*TEXTE FOURNI:*
__________
Vendredi, l’armée avait annoncé avoir « accepté un cessez-le-feu de trois jours » pour l’Aïd al-Fitr, qui marque la fin du mois sacré du jeûne musulman.

Mais l’armée et les FSR n’ont pas respecté leurs engagements de faire une pause. Le bilan encore très provisoire s’élève à 420 morts et 3700 blessés, selon l’Organisation mondiale de la Santé (OMS).

Alors que les deux camps se livrent aussi à une bataille de communication, il est impossible de savoir qui contrôle les aéroports du pays et dans quel état ils se trouvent après avoir été le théâtre de violents combats depuis le premier jour du conflit.

Les deux généraux qui avaient pris le pouvoir lors du coup d’État de 2021 sont désormais engagés dans une lutte sans merci. Ils ont été incapables de s’accorder sur l’intégration des paramilitaires du général Daglo aux troupes régulières du général Burhane, après des semaines de négociations politiques sous égide internationale.  

« Situation catastrophique »

À Khartoum, ville de cinq millions d’habitants, de nombreux civils se sont aventurés à l’extérieur uniquement pour obtenir des denrées alimentaires d’urgence ou pour fuir la ville.  

PHOTO MARWAN ALI, ASSOCIATED PRESS

De la fumée s’élève de bâtiments lors d’affrontements entre les forces paramilitaires de soutien rapide et l’armée à Khartoum, le 22 avril.
__________
*INFORMATIONS AFFICHÉES:*
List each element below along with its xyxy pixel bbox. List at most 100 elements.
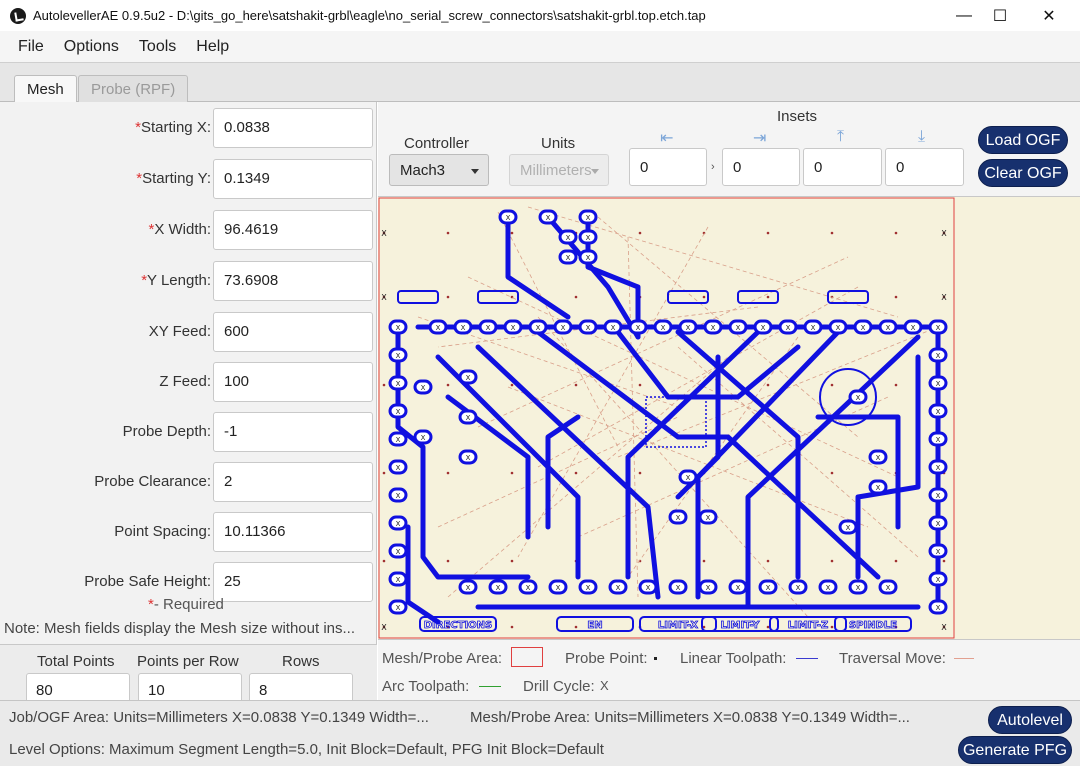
__________
*TÂCHES À RÉALISER:*
A) Dites si chacune des affirmations suivantes concorde avec le texte sur les combats à Khartoum. Répondez par oui ou par non, en citant tels quels les mots du texte qui tranchent : (i) selon l'OMS, le bilan provisoire fait état de 420 morts ; (ii) on sait avec certitude quel camp contrôle les aéroports du pays ; (iii) Khartoum compte cinq millions d'habitants.
B) Reprenez, s'il vous plaît, le texte sur les combats à Khartoum à partir de sa dernière phrase et poursuivez-le.

*RÉSULTATS FINAUX:*
A)
(i) Oui : « Le bilan encore très provisoire s’élève à 420 morts et 3700 blessés, selon l’Organisation mondiale de la Santé (OMS) ».
(ii) Non : « il est impossible de savoir qui contrôle les aéroports du pays ».
(iii) Oui : « À Khartoum, ville de cinq millions d’habitants ».

B)
La fin du mois de jeûne du ramadan se fête habituellement « avec des pâtisseries et des cadeaux pour les enfants », mais cette année, ce sont « des coups de feu et l’odeur de la mort », se lamente auprès de l’AFP Sami al-Nour, un habitant de Khartoum.

Les conditions de vie sont probablement pires au Darfour, où personne ne peut se rendre dans l’immédiat. Sur place, un docteur de Médecins sans frontières (MSF) évoque une « situation catastrophique ».

Au Soudan, troisième producteur d’or d’Afrique et pourtant l’un des pays les plus pauvres au monde, les services de santé sont à genoux depuis des décennies et un tiers des 45 millions d’habitants souffre de la faim.

L’arrêt des opérations de la plupart des humanitaires, après la mort d’au moins quatre d’entre eux depuis une semaine, va aggraver la situation. Et le conflit menace désormais de gagner du terrain au-delà des frontières du Soudan, selon des experts.